Take the material below and write it all out again exactly.
'''
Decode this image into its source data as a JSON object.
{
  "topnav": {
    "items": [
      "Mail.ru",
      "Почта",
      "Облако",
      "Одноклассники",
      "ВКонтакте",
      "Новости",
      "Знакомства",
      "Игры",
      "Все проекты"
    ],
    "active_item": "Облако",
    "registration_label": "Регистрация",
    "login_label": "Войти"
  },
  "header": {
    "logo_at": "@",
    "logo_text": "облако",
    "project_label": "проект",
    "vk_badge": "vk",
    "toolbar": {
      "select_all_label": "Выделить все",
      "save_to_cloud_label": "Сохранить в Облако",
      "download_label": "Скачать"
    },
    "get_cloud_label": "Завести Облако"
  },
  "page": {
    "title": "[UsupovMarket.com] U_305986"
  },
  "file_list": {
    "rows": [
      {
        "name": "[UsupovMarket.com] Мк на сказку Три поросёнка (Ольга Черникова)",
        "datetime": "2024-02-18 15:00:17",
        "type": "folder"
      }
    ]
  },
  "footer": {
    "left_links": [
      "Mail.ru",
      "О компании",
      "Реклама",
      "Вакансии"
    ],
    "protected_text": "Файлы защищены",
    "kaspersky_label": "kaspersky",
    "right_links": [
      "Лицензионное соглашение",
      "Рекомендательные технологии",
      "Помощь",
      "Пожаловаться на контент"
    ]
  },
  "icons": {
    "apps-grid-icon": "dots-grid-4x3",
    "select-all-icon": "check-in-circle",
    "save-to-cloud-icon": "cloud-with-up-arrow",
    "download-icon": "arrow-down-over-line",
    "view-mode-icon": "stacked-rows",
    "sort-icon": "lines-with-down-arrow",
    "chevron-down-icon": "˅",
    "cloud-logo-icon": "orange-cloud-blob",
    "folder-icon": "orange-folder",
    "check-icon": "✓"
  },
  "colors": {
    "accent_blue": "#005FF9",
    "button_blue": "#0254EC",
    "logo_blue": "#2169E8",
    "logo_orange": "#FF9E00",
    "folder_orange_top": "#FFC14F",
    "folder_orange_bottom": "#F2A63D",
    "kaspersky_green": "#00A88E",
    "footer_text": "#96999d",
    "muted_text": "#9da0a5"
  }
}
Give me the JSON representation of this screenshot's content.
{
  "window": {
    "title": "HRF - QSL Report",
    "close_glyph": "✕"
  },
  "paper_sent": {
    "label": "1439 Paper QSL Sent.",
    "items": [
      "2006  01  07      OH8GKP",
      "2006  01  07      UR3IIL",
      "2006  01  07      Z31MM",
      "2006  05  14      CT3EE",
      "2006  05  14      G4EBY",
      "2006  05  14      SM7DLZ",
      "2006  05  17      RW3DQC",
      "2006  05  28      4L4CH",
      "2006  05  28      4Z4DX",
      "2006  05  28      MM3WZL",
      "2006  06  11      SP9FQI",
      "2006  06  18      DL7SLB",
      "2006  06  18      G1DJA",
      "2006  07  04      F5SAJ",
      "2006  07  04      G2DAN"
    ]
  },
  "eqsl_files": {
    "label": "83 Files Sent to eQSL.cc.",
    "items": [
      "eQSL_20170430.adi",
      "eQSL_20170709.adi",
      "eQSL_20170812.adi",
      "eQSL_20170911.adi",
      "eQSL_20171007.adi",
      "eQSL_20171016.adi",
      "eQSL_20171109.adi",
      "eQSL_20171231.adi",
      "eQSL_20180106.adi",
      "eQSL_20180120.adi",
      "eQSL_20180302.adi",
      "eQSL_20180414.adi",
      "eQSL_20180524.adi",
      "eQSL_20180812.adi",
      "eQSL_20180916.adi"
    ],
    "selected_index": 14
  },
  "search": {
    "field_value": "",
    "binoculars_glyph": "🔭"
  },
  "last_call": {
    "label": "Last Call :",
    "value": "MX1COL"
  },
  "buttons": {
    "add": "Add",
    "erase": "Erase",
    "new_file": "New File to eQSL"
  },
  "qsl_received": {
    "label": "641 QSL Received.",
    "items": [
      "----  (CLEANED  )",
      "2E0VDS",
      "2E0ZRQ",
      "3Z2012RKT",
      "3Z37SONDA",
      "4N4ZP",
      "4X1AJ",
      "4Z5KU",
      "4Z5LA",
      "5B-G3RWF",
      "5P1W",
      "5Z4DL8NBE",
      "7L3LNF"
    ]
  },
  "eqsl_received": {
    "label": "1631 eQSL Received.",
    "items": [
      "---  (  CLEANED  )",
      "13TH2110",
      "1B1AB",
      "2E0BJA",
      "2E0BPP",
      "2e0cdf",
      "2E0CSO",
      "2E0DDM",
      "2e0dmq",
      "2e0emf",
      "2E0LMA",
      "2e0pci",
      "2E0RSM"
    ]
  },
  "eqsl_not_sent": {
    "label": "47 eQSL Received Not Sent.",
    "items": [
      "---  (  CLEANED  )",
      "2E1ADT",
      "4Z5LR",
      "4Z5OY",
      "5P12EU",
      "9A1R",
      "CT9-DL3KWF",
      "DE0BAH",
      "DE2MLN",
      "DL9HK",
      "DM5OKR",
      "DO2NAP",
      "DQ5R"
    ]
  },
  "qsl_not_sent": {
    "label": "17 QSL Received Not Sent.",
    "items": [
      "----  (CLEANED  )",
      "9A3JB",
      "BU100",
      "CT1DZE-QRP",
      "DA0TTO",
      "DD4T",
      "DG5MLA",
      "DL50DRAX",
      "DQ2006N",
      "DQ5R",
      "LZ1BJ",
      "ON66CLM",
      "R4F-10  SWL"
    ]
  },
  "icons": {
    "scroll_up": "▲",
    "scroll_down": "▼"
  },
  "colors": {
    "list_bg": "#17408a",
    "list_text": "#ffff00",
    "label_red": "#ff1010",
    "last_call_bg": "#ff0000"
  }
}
'''
OUTPUT BELOW:
Decode this image into its source data as a JSON object.
{
  "topnav": {
    "items": [
      "Mail.ru",
      "Почта",
      "Облако",
      "Одноклассники",
      "ВКонтакте",
      "Новости",
      "Знакомства",
      "Игры",
      "Все проекты"
    ],
    "active_item": "Облако",
    "registration_label": "Регистрация",
    "login_label": "Войти"
  },
  "header": {
    "logo_at": "@",
    "logo_text": "облако",
    "project_label": "проект",
    "vk_badge": "vk",
    "toolbar": {
      "select_all_label": "Выделить все",
      "save_to_cloud_label": "Сохранить в Облако",
      "download_label": "Скачать"
    },
    "get_cloud_label": "Завести Облако"
  },
  "page": {
    "title": "[UsupovMarket.com] U_305986"
  },
  "file_list": {
    "rows": [
      {
        "name": "[UsupovMarket.com] Мк на сказку Три поросёнка (Ольга Черникова)",
        "datetime": "2024-02-18 15:00:17",
        "type": "folder"
      }
    ]
  },
  "footer": {
    "left_links": [
      "Mail.ru",
      "О компании",
      "Реклама",
      "Вакансии"
    ],
    "protected_text": "Файлы защищены",
    "kaspersky_label": "kaspersky",
    "right_links": [
      "Лицензионное соглашение",
      "Рекомендательные технологии",
      "Помощь",
      "Пожаловаться на контент"
    ]
  },
  "icons": {
    "apps-grid-icon": "dots-grid-4x3",
    "select-all-icon": "check-in-circle",
    "save-to-cloud-icon": "cloud-with-up-arrow",
    "download-icon": "arrow-down-over-line",
    "view-mode-icon": "stacked-rows",
    "sort-icon": "lines-with-down-arrow",
    "chevron-down-icon": "˅",
    "cloud-logo-icon": "orange-cloud-blob",
    "folder-icon": "orange-folder",
    "check-icon": "✓"
  },
  "colors": {
    "accent_blue": "#005FF9",
    "button_blue": "#0254EC",
    "logo_blue": "#2169E8",
    "logo_orange": "#FF9E00",
    "folder_orange_top": "#FFC14F",
    "folder_orange_bottom": "#F2A63D",
    "kaspersky_green": "#00A88E",
    "footer_text": "#96999d",
    "muted_text": "#9da0a5"
  }
}
Give me the JSON representation of this screenshot's content.
{
  "window": {
    "title": "HRF - QSL Report",
    "close_glyph": "✕"
  },
  "paper_sent": {
    "label": "1439 Paper QSL Sent.",
    "items": [
      "2006  01  07      OH8GKP",
      "2006  01  07      UR3IIL",
      "2006  01  07      Z31MM",
      "2006  05  14      CT3EE",
      "2006  05  14      G4EBY",
      "2006  05  14      SM7DLZ",
      "2006  05  17      RW3DQC",
      "2006  05  28      4L4CH",
      "2006  05  28      4Z4DX",
      "2006  05  28      MM3WZL",
      "2006  06  11      SP9FQI",
      "2006  06  18      DL7SLB",
      "2006  06  18      G1DJA",
      "2006  07  04      F5SAJ",
      "2006  07  04      G2DAN"
    ]
  },
  "eqsl_files": {
    "label": "83 Files Sent to eQSL.cc.",
    "items": [
      "eQSL_20170430.adi",
      "eQSL_20170709.adi",
      "eQSL_20170812.adi",
      "eQSL_20170911.adi",
      "eQSL_20171007.adi",
      "eQSL_20171016.adi",
      "eQSL_20171109.adi",
      "eQSL_20171231.adi",
      "eQSL_20180106.adi",
      "eQSL_20180120.adi",
      "eQSL_20180302.adi",
      "eQSL_20180414.adi",
      "eQSL_20180524.adi",
      "eQSL_20180812.adi",
      "eQSL_20180916.adi"
    ],
    "selected_index": 14
  },
  "search": {
    "field_value": "",
    "binoculars_glyph": "🔭"
  },
  "last_call": {
    "label": "Last Call :",
    "value": "MX1COL"
  },
  "buttons": {
    "add": "Add",
    "erase": "Erase",
    "new_file": "New File to eQSL"
  },
  "qsl_received": {
    "label": "641 QSL Received.",
    "items": [
      "----  (CLEANED  )",
      "2E0VDS",
      "2E0ZRQ",
      "3Z2012RKT",
      "3Z37SONDA",
      "4N4ZP",
      "4X1AJ",
      "4Z5KU",
      "4Z5LA",
      "5B-G3RWF",
      "5P1W",
      "5Z4DL8NBE",
      "7L3LNF"
    ]
  },
  "eqsl_received": {
    "label": "1631 eQSL Received.",
    "items": [
      "---  (  CLEANED  )",
      "13TH2110",
      "1B1AB",
      "2E0BJA",
      "2E0BPP",
      "2e0cdf",
      "2E0CSO",
      "2E0DDM",
      "2e0dmq",
      "2e0emf",
      "2E0LMA",
      "2e0pci",
      "2E0RSM"
    ]
  },
  "eqsl_not_sent": {
    "label": "47 eQSL Received Not Sent.",
    "items": [
      "---  (  CLEANED  )",
      "2E1ADT",
      "4Z5LR",
      "4Z5OY",
      "5P12EU",
      "9A1R",
      "CT9-DL3KWF",
      "DE0BAH",
      "DE2MLN",
      "DL9HK",
      "DM5OKR",
      "DO2NAP",
      "DQ5R"
    ]
  },
  "qsl_not_sent": {
    "label": "17 QSL Received Not Sent.",
    "items": [
      "----  (CLEANED  )",
      "9A3JB",
      "BU100",
      "CT1DZE-QRP",
      "DA0TTO",
      "DD4T",
      "DG5MLA",
      "DL50DRAX",
      "DQ2006N",
      "DQ5R",
      "LZ1BJ",
      "ON66CLM",
      "R4F-10  SWL"
    ]
  },
  "icons": {
    "scroll_up": "▲",
    "scroll_down": "▼"
  },
  "colors": {
    "list_bg": "#17408a",
    "list_text": "#ffff00",
    "label_red": "#ff1010",
    "last_call_bg": "#ff0000"
  }
}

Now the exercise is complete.